-- WORKING DATA --
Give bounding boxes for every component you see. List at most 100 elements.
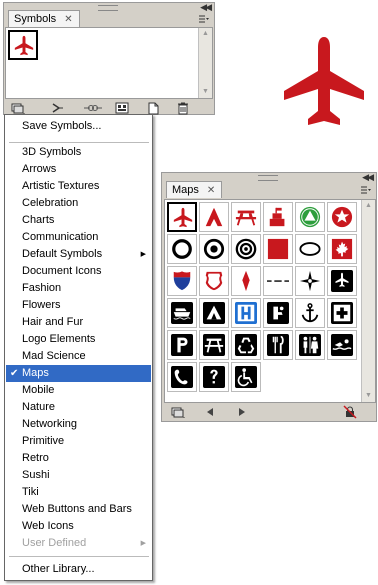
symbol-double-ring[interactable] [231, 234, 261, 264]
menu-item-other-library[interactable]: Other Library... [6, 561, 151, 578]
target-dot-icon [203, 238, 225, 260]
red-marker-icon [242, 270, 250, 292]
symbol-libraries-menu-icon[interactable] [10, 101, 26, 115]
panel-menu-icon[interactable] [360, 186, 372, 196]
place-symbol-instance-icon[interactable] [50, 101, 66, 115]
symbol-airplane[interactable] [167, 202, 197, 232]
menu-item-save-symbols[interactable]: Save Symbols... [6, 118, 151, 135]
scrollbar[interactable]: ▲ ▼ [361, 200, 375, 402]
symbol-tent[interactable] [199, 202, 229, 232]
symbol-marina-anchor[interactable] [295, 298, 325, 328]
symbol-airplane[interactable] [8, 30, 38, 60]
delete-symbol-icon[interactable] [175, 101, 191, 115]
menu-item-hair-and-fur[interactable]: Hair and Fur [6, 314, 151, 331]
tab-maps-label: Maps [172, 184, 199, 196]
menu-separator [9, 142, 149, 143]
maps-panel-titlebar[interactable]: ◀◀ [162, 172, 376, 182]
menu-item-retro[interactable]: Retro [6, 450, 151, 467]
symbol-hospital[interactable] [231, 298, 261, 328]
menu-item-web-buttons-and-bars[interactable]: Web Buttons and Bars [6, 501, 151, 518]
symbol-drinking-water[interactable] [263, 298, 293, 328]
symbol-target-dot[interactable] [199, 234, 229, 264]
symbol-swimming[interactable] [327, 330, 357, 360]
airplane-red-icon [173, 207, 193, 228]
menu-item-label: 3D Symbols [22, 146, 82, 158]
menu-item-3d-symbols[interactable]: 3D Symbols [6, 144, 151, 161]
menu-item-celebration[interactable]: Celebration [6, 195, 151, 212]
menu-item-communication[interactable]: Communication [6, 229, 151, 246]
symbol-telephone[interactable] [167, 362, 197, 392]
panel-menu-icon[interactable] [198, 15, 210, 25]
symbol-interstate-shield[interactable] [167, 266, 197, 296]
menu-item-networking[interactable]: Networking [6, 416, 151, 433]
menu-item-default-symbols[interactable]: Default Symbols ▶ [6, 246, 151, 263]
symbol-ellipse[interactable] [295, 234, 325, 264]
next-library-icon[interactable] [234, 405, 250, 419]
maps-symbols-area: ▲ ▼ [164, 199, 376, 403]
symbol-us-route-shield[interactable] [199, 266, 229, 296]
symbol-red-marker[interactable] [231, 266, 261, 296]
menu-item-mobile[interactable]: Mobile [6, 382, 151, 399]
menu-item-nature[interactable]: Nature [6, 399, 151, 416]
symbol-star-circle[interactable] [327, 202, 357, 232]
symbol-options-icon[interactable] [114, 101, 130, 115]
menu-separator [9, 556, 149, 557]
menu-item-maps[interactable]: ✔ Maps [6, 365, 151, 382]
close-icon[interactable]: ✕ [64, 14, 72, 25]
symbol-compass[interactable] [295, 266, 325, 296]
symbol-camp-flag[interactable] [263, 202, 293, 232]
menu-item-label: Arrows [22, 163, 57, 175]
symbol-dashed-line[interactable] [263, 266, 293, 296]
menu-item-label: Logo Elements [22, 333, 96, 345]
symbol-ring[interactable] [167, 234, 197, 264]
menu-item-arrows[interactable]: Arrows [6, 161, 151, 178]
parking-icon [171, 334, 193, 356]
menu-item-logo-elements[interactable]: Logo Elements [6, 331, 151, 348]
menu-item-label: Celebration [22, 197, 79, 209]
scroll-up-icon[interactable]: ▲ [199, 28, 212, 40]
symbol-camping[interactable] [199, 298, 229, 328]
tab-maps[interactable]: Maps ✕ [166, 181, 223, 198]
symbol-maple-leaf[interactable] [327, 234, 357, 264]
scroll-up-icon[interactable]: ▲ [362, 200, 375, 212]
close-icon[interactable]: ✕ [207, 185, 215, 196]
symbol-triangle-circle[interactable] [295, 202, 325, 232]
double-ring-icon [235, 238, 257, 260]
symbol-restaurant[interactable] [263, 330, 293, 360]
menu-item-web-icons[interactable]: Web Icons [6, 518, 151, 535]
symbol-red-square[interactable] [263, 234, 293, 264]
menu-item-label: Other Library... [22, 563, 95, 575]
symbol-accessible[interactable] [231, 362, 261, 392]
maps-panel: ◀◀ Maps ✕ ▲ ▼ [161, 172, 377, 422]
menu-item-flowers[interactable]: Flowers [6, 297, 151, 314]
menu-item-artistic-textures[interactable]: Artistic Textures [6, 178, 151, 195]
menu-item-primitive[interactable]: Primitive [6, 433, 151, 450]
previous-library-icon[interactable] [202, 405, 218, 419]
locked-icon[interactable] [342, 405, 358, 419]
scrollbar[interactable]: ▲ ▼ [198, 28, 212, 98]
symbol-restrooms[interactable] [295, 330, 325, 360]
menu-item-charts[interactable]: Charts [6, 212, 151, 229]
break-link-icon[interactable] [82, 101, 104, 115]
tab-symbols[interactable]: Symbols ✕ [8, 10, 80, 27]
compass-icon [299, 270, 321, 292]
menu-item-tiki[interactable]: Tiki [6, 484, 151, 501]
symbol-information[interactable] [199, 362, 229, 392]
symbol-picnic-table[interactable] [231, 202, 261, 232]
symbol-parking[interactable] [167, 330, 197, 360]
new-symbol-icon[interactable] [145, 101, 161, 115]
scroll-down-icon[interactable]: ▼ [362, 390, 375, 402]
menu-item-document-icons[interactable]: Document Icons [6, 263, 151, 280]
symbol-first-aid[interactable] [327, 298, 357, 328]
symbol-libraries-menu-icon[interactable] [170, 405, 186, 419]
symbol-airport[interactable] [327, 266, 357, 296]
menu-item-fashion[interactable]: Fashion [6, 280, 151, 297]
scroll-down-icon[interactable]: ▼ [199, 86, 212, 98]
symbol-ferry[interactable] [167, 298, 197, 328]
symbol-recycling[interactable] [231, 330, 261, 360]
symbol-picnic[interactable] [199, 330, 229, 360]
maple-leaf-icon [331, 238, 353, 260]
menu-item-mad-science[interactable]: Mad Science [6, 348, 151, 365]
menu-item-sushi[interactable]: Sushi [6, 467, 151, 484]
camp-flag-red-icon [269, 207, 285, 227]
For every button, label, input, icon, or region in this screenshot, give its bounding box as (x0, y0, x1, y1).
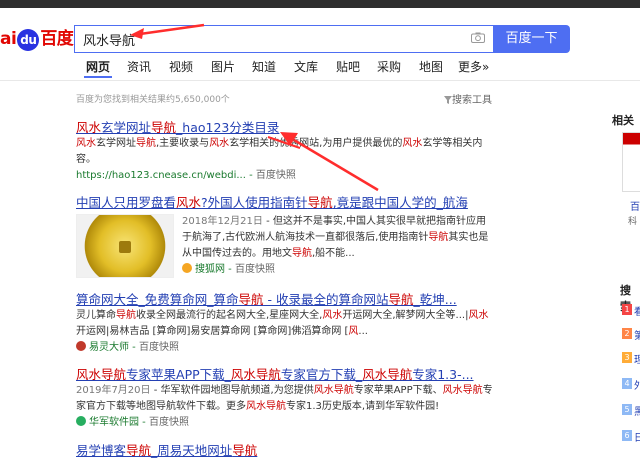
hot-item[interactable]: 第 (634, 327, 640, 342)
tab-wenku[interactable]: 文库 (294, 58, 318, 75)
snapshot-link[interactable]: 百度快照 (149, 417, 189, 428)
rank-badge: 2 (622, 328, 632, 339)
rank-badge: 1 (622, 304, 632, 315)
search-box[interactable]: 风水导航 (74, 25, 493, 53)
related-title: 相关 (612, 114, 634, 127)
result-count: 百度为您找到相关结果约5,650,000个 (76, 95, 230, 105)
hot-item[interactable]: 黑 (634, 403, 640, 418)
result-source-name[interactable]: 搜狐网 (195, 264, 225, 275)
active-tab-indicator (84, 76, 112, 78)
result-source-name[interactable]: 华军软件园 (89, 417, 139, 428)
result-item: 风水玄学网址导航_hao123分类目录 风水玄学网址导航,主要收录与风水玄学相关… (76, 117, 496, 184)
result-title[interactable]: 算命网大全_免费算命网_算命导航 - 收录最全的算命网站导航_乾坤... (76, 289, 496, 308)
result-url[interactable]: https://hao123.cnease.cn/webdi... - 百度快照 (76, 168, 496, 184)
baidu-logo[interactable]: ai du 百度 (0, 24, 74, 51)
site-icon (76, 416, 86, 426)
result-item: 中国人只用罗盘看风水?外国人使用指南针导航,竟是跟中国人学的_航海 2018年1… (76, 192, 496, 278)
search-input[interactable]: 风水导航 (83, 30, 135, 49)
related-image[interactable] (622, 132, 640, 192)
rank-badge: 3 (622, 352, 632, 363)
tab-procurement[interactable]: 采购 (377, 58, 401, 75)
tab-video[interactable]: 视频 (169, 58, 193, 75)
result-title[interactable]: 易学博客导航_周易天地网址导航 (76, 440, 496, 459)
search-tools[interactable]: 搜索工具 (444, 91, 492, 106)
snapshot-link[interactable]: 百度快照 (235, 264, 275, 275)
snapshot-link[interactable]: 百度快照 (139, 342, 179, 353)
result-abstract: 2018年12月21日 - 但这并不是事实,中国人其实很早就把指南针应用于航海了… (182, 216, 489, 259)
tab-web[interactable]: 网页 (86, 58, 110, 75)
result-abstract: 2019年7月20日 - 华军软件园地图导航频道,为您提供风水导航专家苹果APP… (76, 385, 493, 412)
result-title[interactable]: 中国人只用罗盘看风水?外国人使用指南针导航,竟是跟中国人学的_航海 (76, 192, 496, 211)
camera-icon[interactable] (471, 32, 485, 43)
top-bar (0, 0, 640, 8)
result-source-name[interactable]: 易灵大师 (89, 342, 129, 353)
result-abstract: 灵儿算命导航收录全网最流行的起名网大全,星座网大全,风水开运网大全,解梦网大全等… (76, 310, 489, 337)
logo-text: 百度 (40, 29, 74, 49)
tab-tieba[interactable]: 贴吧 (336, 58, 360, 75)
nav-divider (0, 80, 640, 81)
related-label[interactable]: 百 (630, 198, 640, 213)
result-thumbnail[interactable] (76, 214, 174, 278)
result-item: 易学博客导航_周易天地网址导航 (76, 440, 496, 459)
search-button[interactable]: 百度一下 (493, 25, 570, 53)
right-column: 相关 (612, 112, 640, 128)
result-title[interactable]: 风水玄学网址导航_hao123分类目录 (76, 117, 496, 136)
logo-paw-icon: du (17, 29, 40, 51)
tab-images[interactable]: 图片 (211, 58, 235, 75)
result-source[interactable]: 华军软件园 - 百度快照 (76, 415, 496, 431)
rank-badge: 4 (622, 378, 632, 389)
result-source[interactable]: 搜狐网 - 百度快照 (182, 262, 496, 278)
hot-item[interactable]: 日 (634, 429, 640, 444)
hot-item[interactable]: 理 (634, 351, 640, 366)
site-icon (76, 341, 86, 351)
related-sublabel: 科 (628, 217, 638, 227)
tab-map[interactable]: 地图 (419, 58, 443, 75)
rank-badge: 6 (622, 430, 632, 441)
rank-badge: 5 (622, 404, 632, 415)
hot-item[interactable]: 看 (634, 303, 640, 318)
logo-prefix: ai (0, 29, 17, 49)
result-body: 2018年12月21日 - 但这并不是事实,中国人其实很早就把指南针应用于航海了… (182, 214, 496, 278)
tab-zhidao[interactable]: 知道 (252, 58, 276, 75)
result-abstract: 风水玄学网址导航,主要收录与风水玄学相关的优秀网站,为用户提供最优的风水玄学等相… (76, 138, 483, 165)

-- EXERCISE OBJECTIVE --
Reproduce verbatim the lines of the listing from the line containing "hot-item[interactable]: 第 (634, 327, 640, 342)" through the line containing "related-title: 相关 (612, 114, 634, 127)", both included.

-- WORKED SOLUTION --
hot-item[interactable]: 第 (634, 327, 640, 342)
tab-wenku[interactable]: 文库 (294, 58, 318, 75)
snapshot-link[interactable]: 百度快照 (149, 417, 189, 428)
rank-badge: 2 (622, 328, 632, 339)
rank-badge: 1 (622, 304, 632, 315)
search-box[interactable]: 风水导航 (74, 25, 493, 53)
related-title: 相关 (612, 114, 634, 127)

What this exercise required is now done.